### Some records

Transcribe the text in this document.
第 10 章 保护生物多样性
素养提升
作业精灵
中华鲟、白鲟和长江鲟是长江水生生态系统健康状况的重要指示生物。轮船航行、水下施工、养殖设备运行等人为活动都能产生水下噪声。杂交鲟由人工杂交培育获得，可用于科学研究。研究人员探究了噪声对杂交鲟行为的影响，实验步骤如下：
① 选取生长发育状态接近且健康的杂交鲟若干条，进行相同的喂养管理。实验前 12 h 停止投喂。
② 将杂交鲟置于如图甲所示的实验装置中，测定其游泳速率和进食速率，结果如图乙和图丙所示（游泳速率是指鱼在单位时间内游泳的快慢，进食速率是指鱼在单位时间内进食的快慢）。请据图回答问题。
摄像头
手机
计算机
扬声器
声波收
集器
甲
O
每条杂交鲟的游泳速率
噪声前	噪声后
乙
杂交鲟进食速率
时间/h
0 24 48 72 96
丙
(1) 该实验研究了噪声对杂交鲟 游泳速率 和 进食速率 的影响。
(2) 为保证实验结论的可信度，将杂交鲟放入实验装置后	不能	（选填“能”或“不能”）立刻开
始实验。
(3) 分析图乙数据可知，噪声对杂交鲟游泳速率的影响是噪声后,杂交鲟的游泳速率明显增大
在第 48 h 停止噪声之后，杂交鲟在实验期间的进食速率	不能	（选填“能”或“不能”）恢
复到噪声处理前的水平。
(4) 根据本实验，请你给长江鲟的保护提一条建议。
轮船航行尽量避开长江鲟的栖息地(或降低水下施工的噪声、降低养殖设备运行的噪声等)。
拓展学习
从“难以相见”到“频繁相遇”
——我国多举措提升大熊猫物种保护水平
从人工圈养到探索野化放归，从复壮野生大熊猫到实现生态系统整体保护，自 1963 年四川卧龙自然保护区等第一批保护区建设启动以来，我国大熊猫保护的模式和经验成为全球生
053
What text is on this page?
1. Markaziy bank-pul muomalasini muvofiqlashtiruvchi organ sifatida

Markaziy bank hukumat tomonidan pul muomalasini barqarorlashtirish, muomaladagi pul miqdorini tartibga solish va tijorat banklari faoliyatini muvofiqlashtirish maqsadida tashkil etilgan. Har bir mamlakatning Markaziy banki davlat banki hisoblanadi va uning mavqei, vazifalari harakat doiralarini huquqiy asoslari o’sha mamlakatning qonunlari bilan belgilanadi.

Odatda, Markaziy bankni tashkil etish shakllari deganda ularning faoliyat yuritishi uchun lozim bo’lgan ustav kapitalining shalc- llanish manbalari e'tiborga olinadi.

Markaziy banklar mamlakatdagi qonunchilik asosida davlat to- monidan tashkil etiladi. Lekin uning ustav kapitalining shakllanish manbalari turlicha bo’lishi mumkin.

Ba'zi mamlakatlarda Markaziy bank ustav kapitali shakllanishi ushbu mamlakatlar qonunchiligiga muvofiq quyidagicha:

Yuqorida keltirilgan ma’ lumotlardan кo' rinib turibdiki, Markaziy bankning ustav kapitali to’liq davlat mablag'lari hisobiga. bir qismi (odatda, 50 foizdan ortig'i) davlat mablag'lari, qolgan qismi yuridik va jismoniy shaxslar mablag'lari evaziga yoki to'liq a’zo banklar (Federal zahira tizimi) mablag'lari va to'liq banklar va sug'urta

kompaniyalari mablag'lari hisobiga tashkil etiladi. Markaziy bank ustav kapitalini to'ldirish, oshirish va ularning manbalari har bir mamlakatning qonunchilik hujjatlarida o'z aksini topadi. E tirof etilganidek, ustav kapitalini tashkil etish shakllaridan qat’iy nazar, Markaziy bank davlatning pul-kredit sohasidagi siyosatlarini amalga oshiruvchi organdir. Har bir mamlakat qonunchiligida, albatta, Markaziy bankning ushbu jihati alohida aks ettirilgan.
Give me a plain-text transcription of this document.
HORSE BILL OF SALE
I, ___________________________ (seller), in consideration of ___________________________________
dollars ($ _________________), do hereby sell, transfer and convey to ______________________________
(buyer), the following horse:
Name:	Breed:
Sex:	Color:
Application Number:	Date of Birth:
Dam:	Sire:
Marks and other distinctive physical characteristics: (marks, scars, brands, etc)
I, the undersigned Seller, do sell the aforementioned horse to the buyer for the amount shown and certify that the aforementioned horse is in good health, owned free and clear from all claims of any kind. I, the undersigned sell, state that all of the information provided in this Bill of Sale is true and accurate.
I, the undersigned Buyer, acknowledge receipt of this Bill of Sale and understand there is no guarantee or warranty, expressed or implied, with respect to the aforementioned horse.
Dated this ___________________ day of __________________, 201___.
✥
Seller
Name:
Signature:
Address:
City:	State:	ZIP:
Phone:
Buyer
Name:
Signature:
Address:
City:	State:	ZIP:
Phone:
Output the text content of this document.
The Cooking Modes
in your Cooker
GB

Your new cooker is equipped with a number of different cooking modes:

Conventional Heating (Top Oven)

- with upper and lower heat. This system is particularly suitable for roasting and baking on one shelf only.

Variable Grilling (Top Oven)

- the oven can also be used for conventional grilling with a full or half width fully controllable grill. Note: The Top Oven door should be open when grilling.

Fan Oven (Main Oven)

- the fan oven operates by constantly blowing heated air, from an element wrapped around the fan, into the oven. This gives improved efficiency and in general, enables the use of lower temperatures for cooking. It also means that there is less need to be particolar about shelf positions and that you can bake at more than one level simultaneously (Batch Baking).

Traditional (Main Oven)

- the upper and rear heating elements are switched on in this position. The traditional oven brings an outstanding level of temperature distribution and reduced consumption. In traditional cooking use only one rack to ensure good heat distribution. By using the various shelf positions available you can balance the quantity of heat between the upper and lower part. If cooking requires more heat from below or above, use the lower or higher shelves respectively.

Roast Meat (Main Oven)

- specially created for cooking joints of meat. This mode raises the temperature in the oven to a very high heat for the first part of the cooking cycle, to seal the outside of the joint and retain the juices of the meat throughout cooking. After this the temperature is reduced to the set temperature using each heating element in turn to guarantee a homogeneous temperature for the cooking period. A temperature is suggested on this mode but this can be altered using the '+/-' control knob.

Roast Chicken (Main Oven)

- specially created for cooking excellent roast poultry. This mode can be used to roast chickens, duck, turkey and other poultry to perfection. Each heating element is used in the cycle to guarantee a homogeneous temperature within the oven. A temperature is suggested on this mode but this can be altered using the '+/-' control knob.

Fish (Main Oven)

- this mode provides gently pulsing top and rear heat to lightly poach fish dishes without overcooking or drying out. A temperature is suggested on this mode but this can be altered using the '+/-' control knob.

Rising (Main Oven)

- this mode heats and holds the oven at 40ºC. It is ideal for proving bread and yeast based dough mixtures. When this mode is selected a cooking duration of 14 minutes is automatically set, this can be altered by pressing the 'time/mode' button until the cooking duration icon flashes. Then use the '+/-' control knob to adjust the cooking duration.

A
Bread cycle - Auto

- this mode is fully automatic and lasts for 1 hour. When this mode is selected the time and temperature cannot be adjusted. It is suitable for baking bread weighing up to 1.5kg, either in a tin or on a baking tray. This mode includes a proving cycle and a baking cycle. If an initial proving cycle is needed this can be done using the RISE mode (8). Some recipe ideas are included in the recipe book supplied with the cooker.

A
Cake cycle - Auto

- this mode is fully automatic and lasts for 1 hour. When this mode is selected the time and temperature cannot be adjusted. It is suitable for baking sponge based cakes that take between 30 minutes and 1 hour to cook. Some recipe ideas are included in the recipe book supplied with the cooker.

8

### What is required
Read through the entries and copy every line that includes "kapitalining".

### Exercise result
Odatda, Markaziy bankni tashkil etish shakllari deganda ularning faoliyat yuritishi uchun lozim bo’lgan ustav kapitalining shalc- llanish manbalari e'tiborga olinadi.
Markaziy banklar mamlakatdagi qonunchilik asosida davlat to- monidan tashkil etiladi. Lekin uning ustav kapitalining shakllanish manbalari turlicha bo’lishi mumkin.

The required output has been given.